[Excerpt from a dataset]
**********

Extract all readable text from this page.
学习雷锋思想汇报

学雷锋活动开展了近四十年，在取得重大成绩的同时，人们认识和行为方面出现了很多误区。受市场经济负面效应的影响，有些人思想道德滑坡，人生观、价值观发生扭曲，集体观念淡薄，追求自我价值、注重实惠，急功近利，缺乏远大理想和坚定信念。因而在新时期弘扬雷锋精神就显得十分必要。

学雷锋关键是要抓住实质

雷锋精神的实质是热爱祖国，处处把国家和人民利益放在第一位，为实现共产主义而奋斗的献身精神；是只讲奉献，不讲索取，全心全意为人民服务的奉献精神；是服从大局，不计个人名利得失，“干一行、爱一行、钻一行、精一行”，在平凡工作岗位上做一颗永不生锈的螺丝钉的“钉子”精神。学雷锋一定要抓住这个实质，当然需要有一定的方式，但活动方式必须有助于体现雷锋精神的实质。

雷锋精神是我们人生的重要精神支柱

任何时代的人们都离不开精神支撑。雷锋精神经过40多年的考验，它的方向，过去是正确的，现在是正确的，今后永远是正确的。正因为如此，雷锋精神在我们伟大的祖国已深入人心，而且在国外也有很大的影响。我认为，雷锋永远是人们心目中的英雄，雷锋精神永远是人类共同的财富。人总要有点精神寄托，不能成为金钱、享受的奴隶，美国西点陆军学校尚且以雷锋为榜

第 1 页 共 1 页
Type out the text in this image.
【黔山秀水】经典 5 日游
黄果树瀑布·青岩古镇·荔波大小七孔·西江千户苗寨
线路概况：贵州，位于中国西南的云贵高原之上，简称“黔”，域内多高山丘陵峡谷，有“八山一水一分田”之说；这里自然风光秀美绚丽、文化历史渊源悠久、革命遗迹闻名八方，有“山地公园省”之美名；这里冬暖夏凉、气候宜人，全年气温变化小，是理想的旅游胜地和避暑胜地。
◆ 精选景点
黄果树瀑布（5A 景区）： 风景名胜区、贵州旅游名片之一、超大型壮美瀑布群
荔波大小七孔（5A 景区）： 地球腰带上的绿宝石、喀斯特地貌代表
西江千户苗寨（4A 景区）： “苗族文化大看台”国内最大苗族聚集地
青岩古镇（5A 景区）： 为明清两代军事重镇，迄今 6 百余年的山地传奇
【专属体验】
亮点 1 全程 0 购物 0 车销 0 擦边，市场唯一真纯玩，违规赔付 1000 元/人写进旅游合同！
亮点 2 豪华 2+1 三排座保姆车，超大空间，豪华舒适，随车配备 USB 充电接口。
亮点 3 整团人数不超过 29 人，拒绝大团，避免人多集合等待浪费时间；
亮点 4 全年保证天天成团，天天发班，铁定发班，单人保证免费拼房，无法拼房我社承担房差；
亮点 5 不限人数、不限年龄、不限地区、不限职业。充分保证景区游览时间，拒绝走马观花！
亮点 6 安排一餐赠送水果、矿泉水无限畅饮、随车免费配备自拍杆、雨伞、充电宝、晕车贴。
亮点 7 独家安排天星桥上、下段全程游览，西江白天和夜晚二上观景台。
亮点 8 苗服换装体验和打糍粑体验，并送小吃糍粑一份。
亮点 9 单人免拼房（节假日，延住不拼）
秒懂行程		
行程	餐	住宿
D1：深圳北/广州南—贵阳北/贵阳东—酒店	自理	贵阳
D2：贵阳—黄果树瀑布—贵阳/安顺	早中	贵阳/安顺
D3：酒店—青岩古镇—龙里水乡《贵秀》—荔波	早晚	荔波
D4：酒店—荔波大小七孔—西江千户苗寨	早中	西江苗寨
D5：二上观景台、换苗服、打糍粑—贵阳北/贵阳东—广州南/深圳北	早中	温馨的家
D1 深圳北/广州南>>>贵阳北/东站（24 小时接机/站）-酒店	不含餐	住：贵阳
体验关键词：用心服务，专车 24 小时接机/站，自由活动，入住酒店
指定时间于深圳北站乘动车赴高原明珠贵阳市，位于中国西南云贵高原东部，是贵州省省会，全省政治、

**********

-- Brief --
Going through the entries above line by line, work out how many lines include the word "text". Only the number is required.

-- The result --
2